In the data below, find each line containing the string "Jadwal" and return it.

[Extracted records]
----

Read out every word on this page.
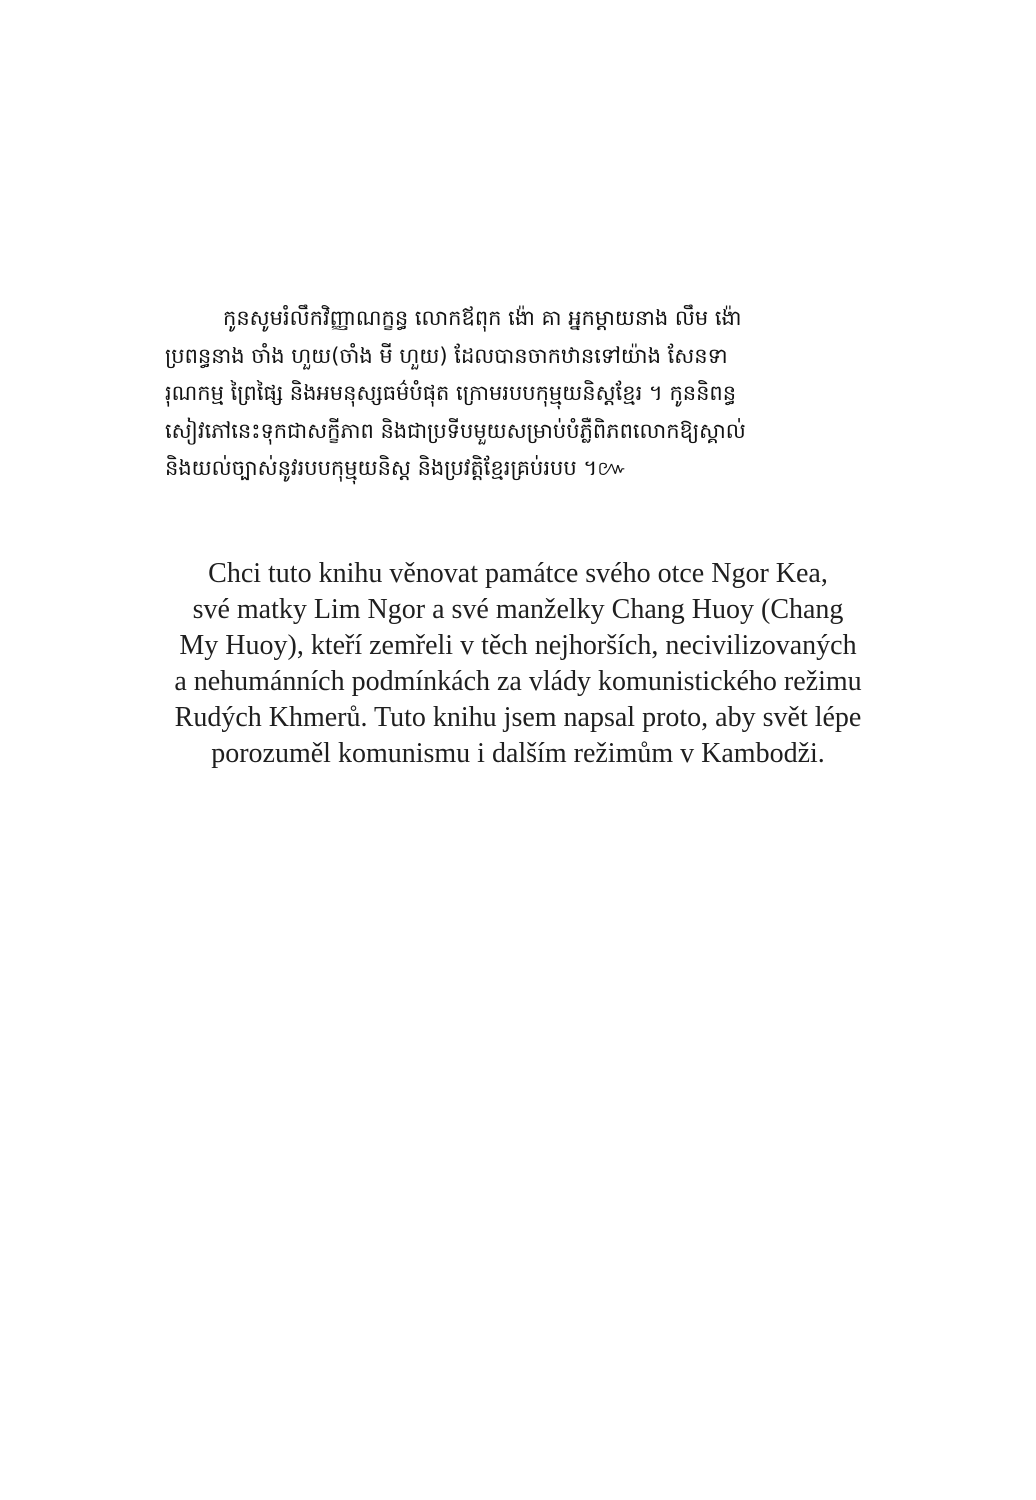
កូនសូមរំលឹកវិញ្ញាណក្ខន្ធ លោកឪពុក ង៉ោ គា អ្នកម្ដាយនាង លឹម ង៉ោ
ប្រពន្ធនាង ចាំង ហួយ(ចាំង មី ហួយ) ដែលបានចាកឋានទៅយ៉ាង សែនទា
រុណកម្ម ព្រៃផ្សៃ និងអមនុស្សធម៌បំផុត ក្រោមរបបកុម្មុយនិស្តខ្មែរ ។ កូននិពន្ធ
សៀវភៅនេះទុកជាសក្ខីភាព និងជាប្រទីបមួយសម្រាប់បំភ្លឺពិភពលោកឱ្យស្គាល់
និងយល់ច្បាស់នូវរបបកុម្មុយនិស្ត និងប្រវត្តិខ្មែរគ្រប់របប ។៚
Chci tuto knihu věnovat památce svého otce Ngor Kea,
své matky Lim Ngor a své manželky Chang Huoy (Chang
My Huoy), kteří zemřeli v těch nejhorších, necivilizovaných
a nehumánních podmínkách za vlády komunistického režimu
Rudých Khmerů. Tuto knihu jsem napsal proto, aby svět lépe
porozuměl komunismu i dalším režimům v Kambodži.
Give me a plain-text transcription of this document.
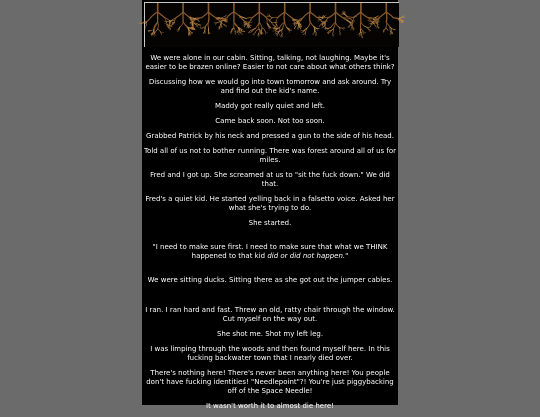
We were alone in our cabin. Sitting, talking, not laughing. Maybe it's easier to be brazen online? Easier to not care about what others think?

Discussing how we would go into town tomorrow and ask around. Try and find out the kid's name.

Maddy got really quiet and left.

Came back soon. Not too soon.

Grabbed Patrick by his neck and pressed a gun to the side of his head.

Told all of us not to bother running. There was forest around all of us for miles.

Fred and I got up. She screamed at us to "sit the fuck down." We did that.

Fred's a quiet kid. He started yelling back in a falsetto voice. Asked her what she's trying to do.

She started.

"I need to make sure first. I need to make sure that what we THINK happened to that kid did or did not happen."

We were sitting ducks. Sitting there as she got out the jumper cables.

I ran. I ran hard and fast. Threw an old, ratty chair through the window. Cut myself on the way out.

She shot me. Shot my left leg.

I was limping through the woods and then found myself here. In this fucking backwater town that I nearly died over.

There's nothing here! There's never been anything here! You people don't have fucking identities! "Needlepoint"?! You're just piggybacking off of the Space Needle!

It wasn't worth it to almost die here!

----

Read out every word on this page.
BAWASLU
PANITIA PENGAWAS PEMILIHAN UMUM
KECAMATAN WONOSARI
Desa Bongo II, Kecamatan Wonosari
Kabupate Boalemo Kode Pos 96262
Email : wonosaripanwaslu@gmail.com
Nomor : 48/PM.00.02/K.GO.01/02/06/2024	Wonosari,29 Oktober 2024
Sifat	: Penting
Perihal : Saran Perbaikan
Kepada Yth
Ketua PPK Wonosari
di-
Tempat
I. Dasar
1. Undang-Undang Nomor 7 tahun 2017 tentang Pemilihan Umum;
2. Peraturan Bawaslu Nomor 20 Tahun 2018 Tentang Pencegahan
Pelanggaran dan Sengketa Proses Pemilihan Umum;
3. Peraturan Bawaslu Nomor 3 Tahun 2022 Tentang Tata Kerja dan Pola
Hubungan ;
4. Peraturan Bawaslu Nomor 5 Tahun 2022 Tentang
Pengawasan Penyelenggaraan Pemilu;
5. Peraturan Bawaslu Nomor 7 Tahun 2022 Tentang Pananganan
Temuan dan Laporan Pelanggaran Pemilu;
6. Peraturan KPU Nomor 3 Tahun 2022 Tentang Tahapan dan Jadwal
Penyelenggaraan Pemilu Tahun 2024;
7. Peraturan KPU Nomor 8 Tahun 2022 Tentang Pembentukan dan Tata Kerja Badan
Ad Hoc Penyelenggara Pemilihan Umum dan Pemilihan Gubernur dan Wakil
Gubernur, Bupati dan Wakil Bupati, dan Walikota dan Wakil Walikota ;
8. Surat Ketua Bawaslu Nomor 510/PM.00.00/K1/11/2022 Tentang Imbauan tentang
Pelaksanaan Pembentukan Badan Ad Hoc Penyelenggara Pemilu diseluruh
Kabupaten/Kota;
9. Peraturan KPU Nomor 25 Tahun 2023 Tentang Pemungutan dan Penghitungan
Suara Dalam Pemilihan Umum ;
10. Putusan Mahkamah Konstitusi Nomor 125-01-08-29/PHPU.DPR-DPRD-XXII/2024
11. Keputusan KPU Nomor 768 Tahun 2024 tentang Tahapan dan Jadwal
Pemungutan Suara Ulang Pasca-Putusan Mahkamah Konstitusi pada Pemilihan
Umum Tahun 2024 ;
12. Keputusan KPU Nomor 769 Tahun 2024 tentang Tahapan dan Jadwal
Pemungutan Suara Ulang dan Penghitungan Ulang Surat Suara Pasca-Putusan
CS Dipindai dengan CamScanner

----

Complete response
6. Peraturan KPU Nomor 3 Tahun 2022 Tentang Tahapan dan Jadwal
11. Keputusan KPU Nomor 768 Tahun 2024 tentang Tahapan dan Jadwal
12. Keputusan KPU Nomor 769 Tahun 2024 tentang Tahapan dan Jadwal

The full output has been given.